§ **Input rows**:
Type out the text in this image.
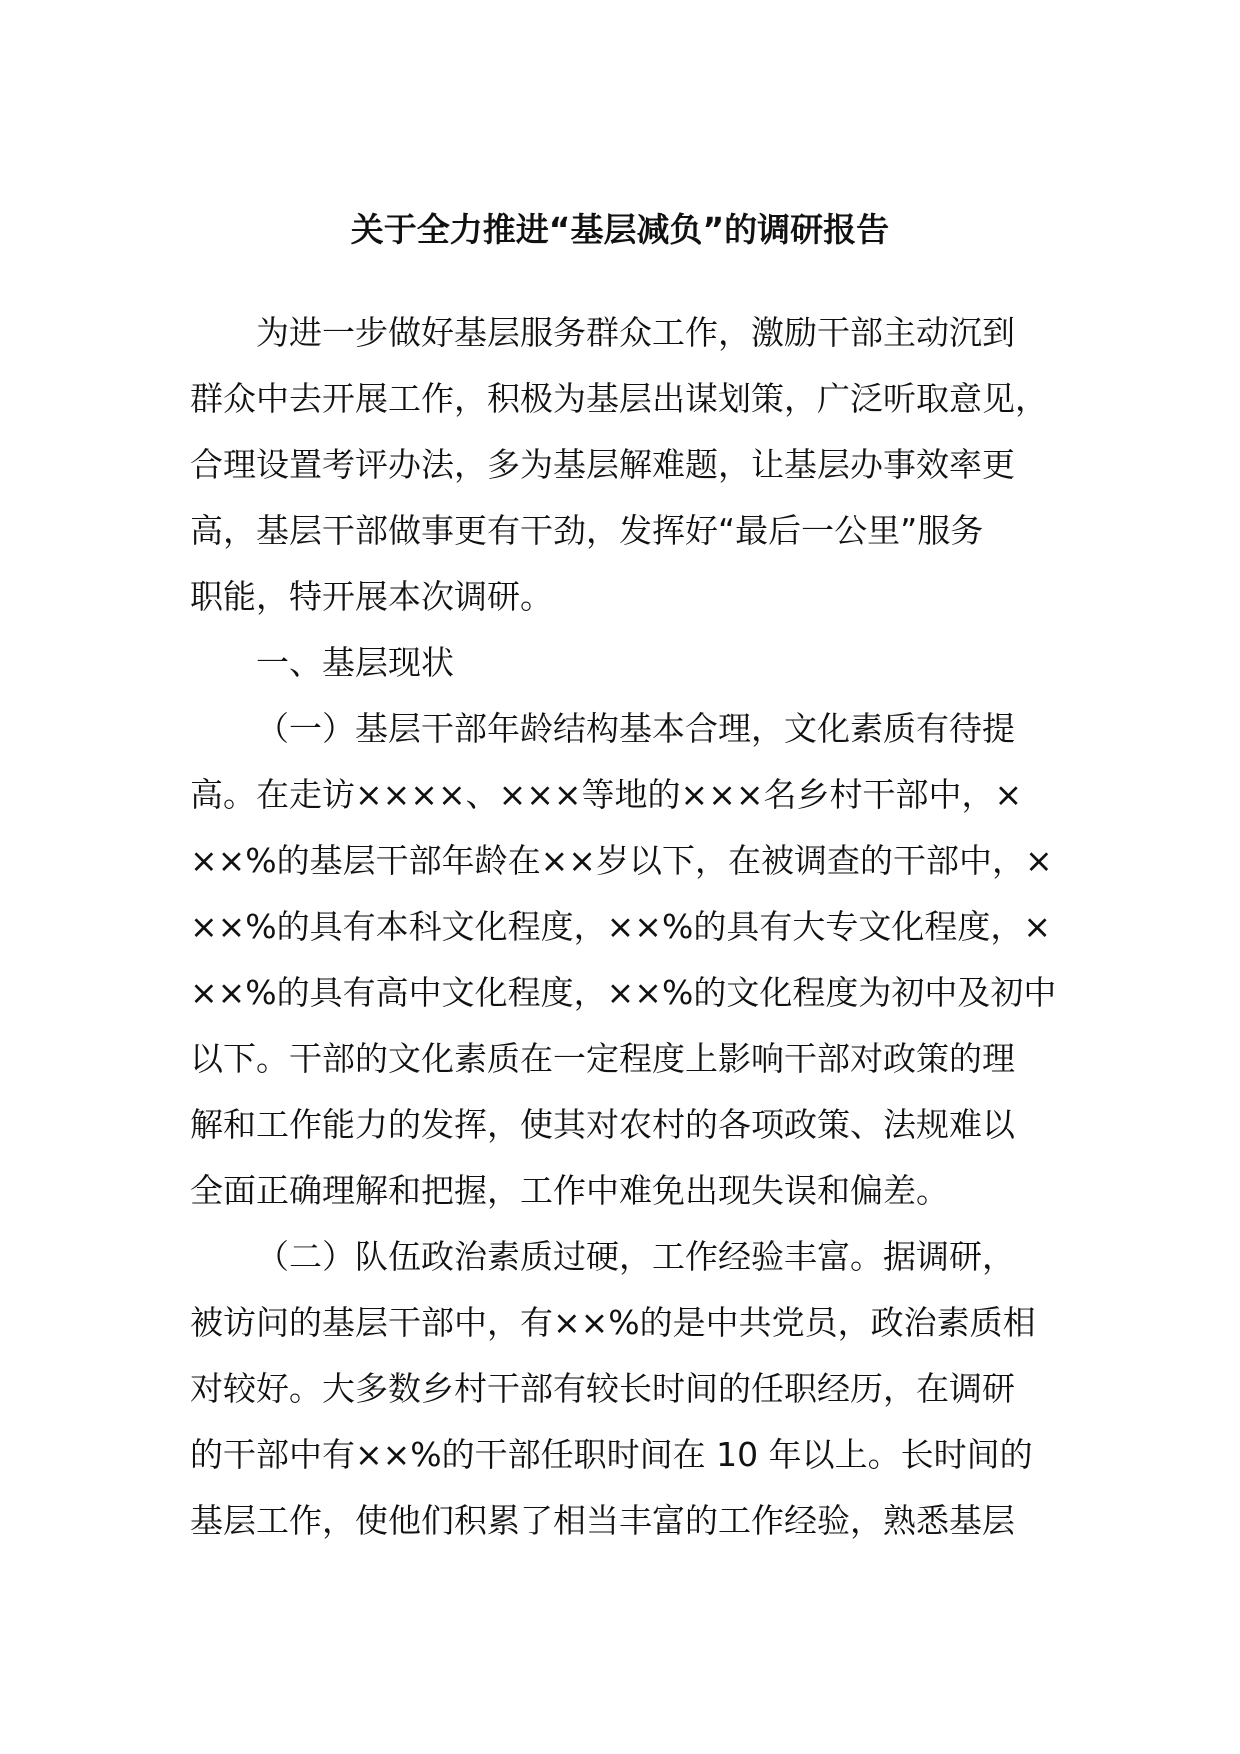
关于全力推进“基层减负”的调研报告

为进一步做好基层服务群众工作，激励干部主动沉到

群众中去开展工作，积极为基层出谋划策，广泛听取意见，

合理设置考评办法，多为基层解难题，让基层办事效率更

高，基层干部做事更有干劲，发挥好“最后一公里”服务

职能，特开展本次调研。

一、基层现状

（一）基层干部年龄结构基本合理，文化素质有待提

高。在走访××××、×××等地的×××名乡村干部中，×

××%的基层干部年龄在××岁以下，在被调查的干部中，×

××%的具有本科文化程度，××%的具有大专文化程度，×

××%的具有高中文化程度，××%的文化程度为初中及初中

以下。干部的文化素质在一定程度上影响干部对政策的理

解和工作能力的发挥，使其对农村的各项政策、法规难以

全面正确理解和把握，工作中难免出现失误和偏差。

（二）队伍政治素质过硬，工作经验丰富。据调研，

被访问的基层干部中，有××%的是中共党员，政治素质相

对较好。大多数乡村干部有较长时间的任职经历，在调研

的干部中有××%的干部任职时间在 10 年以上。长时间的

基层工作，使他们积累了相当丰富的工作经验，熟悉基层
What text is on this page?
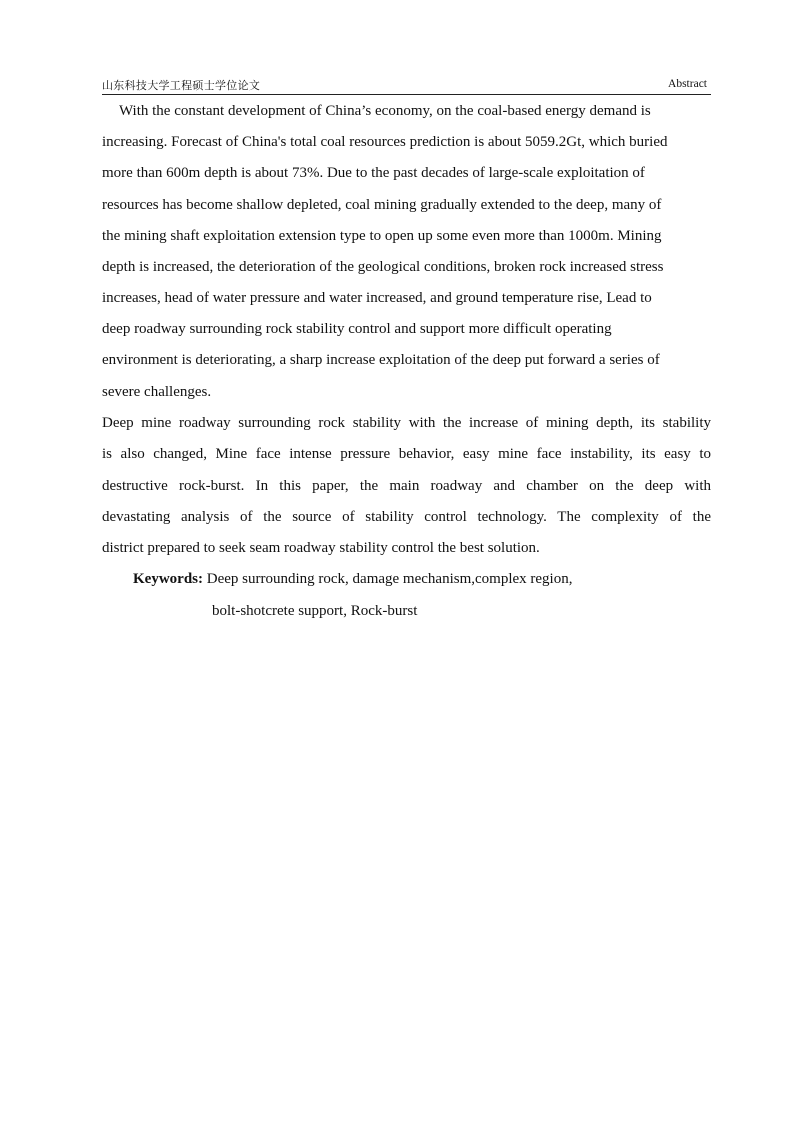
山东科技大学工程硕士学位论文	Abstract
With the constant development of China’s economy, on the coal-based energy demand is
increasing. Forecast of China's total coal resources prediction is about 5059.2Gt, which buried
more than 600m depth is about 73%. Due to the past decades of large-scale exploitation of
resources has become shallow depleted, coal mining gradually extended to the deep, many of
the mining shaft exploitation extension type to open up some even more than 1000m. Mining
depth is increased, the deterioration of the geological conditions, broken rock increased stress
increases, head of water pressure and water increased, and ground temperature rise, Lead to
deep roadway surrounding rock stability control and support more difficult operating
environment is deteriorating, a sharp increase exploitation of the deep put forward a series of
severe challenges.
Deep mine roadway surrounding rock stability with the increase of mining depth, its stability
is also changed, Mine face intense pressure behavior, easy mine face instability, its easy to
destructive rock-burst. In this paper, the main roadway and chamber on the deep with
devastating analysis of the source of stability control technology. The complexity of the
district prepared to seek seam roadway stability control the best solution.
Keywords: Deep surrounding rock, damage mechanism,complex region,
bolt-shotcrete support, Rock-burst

§ **Written request**:
Filter the listing for the word "this" and copy every line that holds it.

§ **Response to the task**:
Type out the text in this image.
What text is on this page?
destructive rock-burst. In this paper, the main roadway and chamber on the deep with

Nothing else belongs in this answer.